Supplied records:
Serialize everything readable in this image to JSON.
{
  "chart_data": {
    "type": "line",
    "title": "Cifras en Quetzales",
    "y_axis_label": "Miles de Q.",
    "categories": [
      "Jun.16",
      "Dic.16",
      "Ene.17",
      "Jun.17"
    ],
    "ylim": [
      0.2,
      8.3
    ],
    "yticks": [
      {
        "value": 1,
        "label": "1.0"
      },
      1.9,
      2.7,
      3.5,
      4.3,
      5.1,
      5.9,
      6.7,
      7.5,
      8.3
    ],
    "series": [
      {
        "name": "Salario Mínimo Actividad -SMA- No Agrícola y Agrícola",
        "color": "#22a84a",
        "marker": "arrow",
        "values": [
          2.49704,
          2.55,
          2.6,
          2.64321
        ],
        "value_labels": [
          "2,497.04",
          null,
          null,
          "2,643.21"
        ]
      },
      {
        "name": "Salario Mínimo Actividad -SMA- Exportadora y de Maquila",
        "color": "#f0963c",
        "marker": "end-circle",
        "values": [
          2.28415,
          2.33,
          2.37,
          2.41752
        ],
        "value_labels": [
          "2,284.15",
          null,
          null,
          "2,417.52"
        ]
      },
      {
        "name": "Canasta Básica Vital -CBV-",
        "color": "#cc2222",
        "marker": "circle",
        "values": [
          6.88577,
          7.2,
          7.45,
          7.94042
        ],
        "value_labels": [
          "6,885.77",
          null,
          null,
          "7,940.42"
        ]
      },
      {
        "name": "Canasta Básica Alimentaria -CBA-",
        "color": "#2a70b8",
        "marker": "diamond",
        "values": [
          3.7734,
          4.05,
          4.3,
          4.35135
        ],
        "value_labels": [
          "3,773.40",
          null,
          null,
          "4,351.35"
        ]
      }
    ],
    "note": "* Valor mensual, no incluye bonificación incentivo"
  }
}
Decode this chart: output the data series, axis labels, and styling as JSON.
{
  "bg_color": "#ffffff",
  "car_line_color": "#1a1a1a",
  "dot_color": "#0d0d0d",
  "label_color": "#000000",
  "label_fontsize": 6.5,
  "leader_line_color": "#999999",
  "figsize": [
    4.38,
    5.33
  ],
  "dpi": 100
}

Work to complete:
Set down the entries verbatim, leaving none out.

Exercise output:
Serialize everything readable in this image to JSON.
{
  "chart_data": {
    "type": "line",
    "title": "Cifras en Quetzales",
    "y_axis_label": "Miles de Q.",
    "categories": [
      "Jun.16",
      "Dic.16",
      "Ene.17",
      "Jun.17"
    ],
    "ylim": [
      0.2,
      8.3
    ],
    "yticks": [
      {
        "value": 1,
        "label": "1.0"
      },
      1.9,
      2.7,
      3.5,
      4.3,
      5.1,
      5.9,
      6.7,
      7.5,
      8.3
    ],
    "series": [
      {
        "name": "Salario Mínimo Actividad -SMA- No Agrícola y Agrícola",
        "color": "#22a84a",
        "marker": "arrow",
        "values": [
          2.49704,
          2.55,
          2.6,
          2.64321
        ],
        "value_labels": [
          "2,497.04",
          null,
          null,
          "2,643.21"
        ]
      },
      {
        "name": "Salario Mínimo Actividad -SMA- Exportadora y de Maquila",
        "color": "#f0963c",
        "marker": "end-circle",
        "values": [
          2.28415,
          2.33,
          2.37,
          2.41752
        ],
        "value_labels": [
          "2,284.15",
          null,
          null,
          "2,417.52"
        ]
      },
      {
        "name": "Canasta Básica Vital -CBV-",
        "color": "#cc2222",
        "marker": "circle",
        "values": [
          6.88577,
          7.2,
          7.45,
          7.94042
        ],
        "value_labels": [
          "6,885.77",
          null,
          null,
          "7,940.42"
        ]
      },
      {
        "name": "Canasta Básica Alimentaria -CBA-",
        "color": "#2a70b8",
        "marker": "diamond",
        "values": [
          3.7734,
          4.05,
          4.3,
          4.35135
        ],
        "value_labels": [
          "3,773.40",
          null,
          null,
          "4,351.35"
        ]
      }
    ],
    "note": "* Valor mensual, no incluye bonificación incentivo"
  }
}
Decode this chart: output the data series, axis labels, and styling as JSON.
{
  "bg_color": "#ffffff",
  "car_line_color": "#1a1a1a",
  "dot_color": "#0d0d0d",
  "label_color": "#000000",
  "label_fontsize": 6.5,
  "leader_line_color": "#999999",
  "figsize": [
    4.38,
    5.33
  ],
  "dpi": 100
}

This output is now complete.